Stated exercise> Copy the rows exactly as they appear, from the start of the rows up to and including the line that contains "- lineweight-combo[interactable]: 默认".

[Spatial layout entries]
○ ○ ○ ○ ○
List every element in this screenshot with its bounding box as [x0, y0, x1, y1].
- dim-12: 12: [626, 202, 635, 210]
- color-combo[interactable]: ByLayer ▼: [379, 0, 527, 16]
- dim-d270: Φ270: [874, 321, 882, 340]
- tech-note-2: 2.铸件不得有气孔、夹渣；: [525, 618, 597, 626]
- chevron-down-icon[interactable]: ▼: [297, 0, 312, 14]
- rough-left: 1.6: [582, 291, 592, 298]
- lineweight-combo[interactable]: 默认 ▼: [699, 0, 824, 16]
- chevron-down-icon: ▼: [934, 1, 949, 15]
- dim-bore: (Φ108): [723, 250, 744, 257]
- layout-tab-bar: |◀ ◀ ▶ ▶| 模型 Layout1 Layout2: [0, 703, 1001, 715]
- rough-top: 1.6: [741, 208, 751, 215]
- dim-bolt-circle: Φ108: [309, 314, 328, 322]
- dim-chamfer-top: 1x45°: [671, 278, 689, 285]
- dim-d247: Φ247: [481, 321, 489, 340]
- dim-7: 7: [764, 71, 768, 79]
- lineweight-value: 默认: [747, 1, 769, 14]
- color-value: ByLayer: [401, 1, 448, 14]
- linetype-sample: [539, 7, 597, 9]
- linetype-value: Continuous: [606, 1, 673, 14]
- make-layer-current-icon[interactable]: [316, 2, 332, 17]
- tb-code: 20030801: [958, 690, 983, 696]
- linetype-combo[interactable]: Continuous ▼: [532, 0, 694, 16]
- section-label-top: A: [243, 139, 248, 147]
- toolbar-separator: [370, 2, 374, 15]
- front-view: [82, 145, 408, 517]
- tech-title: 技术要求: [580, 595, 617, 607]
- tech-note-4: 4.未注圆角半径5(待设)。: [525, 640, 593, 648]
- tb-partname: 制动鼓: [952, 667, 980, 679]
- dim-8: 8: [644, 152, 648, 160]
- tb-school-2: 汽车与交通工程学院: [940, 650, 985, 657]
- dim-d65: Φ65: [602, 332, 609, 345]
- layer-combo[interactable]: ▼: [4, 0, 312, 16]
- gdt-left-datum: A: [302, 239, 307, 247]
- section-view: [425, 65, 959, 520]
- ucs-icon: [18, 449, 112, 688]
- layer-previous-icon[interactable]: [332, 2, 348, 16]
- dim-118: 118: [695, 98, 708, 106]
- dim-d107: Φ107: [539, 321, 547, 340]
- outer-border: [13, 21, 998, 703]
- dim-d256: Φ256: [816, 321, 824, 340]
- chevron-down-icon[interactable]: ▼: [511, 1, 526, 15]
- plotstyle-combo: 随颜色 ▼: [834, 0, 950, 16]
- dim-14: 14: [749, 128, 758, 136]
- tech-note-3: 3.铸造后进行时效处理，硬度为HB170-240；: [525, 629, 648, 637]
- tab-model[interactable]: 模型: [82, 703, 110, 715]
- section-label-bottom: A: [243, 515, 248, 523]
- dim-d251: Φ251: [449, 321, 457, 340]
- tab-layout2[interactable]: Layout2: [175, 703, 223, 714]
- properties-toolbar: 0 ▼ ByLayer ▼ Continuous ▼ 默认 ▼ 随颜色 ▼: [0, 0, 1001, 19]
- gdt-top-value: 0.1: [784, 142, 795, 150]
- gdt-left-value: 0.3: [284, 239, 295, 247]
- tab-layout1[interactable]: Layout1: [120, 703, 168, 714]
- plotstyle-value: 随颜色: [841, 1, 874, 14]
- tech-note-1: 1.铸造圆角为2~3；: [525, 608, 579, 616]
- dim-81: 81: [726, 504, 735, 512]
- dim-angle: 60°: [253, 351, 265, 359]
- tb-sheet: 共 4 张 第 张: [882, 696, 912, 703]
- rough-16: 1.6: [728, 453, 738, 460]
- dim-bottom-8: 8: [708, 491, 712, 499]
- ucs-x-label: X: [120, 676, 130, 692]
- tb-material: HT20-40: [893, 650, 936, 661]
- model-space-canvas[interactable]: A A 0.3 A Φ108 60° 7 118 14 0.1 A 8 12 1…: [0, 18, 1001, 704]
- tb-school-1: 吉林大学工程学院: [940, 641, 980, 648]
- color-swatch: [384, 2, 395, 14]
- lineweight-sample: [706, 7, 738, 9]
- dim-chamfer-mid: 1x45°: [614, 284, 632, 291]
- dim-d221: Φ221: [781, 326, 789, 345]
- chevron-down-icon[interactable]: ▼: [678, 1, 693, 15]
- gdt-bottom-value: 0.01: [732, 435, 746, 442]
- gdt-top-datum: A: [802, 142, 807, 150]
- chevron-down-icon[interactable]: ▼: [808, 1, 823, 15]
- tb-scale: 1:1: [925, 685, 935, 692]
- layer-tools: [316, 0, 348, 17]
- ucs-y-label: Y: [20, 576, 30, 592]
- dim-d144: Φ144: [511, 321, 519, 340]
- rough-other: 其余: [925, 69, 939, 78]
○ ○ ○ ○ ○
Full response>
List every element in this screenshot with its bounding box as [x0, y0, x1, y1].
- dim-12: 12: [626, 202, 635, 210]
- color-combo[interactable]: ByLayer ▼: [379, 0, 527, 16]
- dim-d270: Φ270: [874, 321, 882, 340]
- tech-note-2: 2.铸件不得有气孔、夹渣；: [525, 618, 597, 626]
- chevron-down-icon[interactable]: ▼: [297, 0, 312, 14]
- rough-left: 1.6: [582, 291, 592, 298]
- lineweight-combo[interactable]: 默认 ▼: [699, 0, 824, 16]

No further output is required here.